-- start INPUT ROWS --

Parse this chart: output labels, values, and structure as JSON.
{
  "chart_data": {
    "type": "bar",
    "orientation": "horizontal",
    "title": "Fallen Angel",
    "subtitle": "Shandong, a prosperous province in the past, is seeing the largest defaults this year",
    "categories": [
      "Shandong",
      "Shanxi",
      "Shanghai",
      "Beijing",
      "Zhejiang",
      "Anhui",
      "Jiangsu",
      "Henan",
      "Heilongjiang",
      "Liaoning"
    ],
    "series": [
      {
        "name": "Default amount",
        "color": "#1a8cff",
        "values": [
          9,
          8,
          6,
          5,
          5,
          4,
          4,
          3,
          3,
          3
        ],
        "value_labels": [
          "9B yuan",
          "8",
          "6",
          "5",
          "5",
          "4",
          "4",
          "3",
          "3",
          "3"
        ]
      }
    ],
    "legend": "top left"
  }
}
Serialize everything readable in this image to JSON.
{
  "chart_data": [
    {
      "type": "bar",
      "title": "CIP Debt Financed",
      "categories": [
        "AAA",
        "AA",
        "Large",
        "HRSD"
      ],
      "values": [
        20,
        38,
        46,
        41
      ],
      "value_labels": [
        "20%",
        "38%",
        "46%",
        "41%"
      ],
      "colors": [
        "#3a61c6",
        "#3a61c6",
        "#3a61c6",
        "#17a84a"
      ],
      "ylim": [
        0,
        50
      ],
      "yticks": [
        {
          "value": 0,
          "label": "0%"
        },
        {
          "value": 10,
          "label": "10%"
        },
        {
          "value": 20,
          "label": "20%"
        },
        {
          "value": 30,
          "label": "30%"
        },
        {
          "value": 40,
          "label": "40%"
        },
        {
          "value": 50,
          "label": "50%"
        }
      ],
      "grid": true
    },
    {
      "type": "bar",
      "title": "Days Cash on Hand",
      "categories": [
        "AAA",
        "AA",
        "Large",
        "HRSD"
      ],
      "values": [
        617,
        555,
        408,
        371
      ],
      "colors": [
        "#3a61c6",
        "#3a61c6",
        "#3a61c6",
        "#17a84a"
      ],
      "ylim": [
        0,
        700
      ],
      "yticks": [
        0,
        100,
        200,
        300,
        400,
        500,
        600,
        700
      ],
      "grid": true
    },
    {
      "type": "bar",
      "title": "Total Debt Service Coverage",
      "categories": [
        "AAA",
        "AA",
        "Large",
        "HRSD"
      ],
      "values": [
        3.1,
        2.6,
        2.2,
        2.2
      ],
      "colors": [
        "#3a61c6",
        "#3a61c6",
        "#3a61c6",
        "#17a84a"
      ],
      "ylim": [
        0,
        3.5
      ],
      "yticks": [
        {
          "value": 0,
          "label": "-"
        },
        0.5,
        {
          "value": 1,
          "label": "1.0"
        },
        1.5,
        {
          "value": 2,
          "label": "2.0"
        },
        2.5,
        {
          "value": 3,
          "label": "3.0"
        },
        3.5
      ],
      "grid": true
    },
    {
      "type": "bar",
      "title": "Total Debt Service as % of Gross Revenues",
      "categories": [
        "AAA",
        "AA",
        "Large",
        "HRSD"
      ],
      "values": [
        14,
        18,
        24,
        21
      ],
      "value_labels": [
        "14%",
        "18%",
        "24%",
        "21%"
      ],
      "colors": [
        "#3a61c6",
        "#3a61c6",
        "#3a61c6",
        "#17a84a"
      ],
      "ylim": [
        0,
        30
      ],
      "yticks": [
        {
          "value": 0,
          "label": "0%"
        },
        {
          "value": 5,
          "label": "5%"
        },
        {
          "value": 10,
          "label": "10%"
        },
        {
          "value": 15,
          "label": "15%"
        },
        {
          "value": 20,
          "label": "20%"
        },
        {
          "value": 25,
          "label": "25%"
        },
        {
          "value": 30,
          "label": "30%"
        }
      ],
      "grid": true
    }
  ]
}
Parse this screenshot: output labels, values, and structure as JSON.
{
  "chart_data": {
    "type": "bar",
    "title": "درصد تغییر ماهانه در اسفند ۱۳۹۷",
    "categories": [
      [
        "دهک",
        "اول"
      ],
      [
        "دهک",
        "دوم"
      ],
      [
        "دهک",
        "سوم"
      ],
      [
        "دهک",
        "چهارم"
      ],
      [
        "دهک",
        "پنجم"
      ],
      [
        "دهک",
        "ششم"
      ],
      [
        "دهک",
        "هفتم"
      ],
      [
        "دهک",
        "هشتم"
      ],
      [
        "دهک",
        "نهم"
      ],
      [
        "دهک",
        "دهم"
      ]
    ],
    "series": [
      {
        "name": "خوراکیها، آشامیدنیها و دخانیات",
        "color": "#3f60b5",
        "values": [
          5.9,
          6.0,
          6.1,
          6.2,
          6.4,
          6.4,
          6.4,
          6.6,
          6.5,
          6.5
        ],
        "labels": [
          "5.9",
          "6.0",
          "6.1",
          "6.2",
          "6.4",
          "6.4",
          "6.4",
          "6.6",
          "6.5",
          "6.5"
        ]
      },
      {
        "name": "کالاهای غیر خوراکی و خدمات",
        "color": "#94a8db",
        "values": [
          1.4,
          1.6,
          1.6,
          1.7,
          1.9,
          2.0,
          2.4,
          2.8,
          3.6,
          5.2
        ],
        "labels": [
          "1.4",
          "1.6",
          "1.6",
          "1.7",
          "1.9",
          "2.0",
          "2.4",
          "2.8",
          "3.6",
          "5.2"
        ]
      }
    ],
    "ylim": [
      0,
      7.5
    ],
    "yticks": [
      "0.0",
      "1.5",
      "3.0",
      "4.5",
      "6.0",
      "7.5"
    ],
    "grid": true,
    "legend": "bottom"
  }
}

-- end INPUT ROWS --

**INSTRUCTIONS FOR THE TASK**
Please output the entire listing exactly as it stands.

**COMPLETED TASK**
Parse this chart: output labels, values, and structure as JSON.
{
  "chart_data": {
    "type": "bar",
    "orientation": "horizontal",
    "title": "Fallen Angel",
    "subtitle": "Shandong, a prosperous province in the past, is seeing the largest defaults this year",
    "categories": [
      "Shandong",
      "Shanxi",
      "Shanghai",
      "Beijing",
      "Zhejiang",
      "Anhui",
      "Jiangsu",
      "Henan",
      "Heilongjiang",
      "Liaoning"
    ],
    "series": [
      {
        "name": "Default amount",
        "color": "#1a8cff",
        "values": [
          9,
          8,
          6,
          5,
          5,
          4,
          4,
          3,
          3,
          3
        ],
        "value_labels": [
          "9B yuan",
          "8",
          "6",
          "5",
          "5",
          "4",
          "4",
          "3",
          "3",
          "3"
        ]
      }
    ],
    "legend": "top left"
  }
}
Serialize everything readable in this image to JSON.
{
  "chart_data": [
    {
      "type": "bar",
      "title": "CIP Debt Financed",
      "categories": [
        "AAA",
        "AA",
        "Large",
        "HRSD"
      ],
      "values": [
        20,
        38,
        46,
        41
      ],
      "value_labels": [
        "20%",
        "38%",
        "46%",
        "41%"
      ],
      "colors": [
        "#3a61c6",
        "#3a61c6",
        "#3a61c6",
        "#17a84a"
      ],
      "ylim": [
        0,
        50
      ],
      "yticks": [
        {
          "value": 0,
          "label": "0%"
        },
        {
          "value": 10,
          "label": "10%"
        },
        {
          "value": 20,
          "label": "20%"
        },
        {
          "value": 30,
          "label": "30%"
        },
        {
          "value": 40,
          "label": "40%"
        },
        {
          "value": 50,
          "label": "50%"
        }
      ],
      "grid": true
    },
    {
      "type": "bar",
      "title": "Days Cash on Hand",
      "categories": [
        "AAA",
        "AA",
        "Large",
        "HRSD"
      ],
      "values": [
        617,
        555,
        408,
        371
      ],
      "colors": [
        "#3a61c6",
        "#3a61c6",
        "#3a61c6",
        "#17a84a"
      ],
      "ylim": [
        0,
        700
      ],
      "yticks": [
        0,
        100,
        200,
        300,
        400,
        500,
        600,
        700
      ],
      "grid": true
    },
    {
      "type": "bar",
      "title": "Total Debt Service Coverage",
      "categories": [
        "AAA",
        "AA",
        "Large",
        "HRSD"
      ],
      "values": [
        3.1,
        2.6,
        2.2,
        2.2
      ],
      "colors": [
        "#3a61c6",
        "#3a61c6",
        "#3a61c6",
        "#17a84a"
      ],
      "ylim": [
        0,
        3.5
      ],
      "yticks": [
        {
          "value": 0,
          "label": "-"
        },
        0.5,
        {
          "value": 1,
          "label": "1.0"
        },
        1.5,
        {
          "value": 2,
          "label": "2.0"
        },
        2.5,
        {
          "value": 3,
          "label": "3.0"
        },
        3.5
      ],
      "grid": true
    },
    {
      "type": "bar",
      "title": "Total Debt Service as % of Gross Revenues",
      "categories": [
        "AAA",
        "AA",
        "Large",
        "HRSD"
      ],
      "values": [
        14,
        18,
        24,
        21
      ],
      "value_labels": [
        "14%",
        "18%",
        "24%",
        "21%"
      ],
      "colors": [
        "#3a61c6",
        "#3a61c6",
        "#3a61c6",
        "#17a84a"
      ],
      "ylim": [
        0,
        30
      ],
      "yticks": [
        {
          "value": 0,
          "label": "0%"
        },
        {
          "value": 5,
          "label": "5%"
        },
        {
          "value": 10,
          "label": "10%"
        },
        {
          "value": 15,
          "label": "15%"
        },
        {
          "value": 20,
          "label": "20%"
        },
        {
          "value": 25,
          "label": "25%"
        },
        {
          "value": 30,
          "label": "30%"
        }
      ],
      "grid": true
    }
  ]
}
Parse this screenshot: output labels, values, and structure as JSON.
{
  "chart_data": {
    "type": "bar",
    "title": "درصد تغییر ماهانه در اسفند ۱۳۹۷",
    "categories": [
      [
        "دهک",
        "اول"
      ],
      [
        "دهک",
        "دوم"
      ],
      [
        "دهک",
        "سوم"
      ],
      [
        "دهک",
        "چهارم"
      ],
      [
        "دهک",
        "پنجم"
      ],
      [
        "دهک",
        "ششم"
      ],
      [
        "دهک",
        "هفتم"
      ],
      [
        "دهک",
        "هشتم"
      ],
      [
        "دهک",
        "نهم"
      ],
      [
        "دهک",
        "دهم"
      ]
    ],
    "series": [
      {
        "name": "خوراکیها، آشامیدنیها و دخانیات",
        "color": "#3f60b5",
        "values": [
          5.9,
          6.0,
          6.1,
          6.2,
          6.4,
          6.4,
          6.4,
          6.6,
          6.5,
          6.5
        ],
        "labels": [
          "5.9",
          "6.0",
          "6.1",
          "6.2",
          "6.4",
          "6.4",
          "6.4",
          "6.6",
          "6.5",
          "6.5"
        ]
      },
      {
        "name": "کالاهای غیر خوراکی و خدمات",
        "color": "#94a8db",
        "values": [
          1.4,
          1.6,
          1.6,
          1.7,
          1.9,
          2.0,
          2.4,
          2.8,
          3.6,
          5.2
        ],
        "labels": [
          "1.4",
          "1.6",
          "1.6",
          "1.7",
          "1.9",
          "2.0",
          "2.4",
          "2.8",
          "3.6",
          "5.2"
        ]
      }
    ],
    "ylim": [
      0,
      7.5
    ],
    "yticks": [
      "0.0",
      "1.5",
      "3.0",
      "4.5",
      "6.0",
      "7.5"
    ],
    "grid": true,
    "legend": "bottom"
  }
}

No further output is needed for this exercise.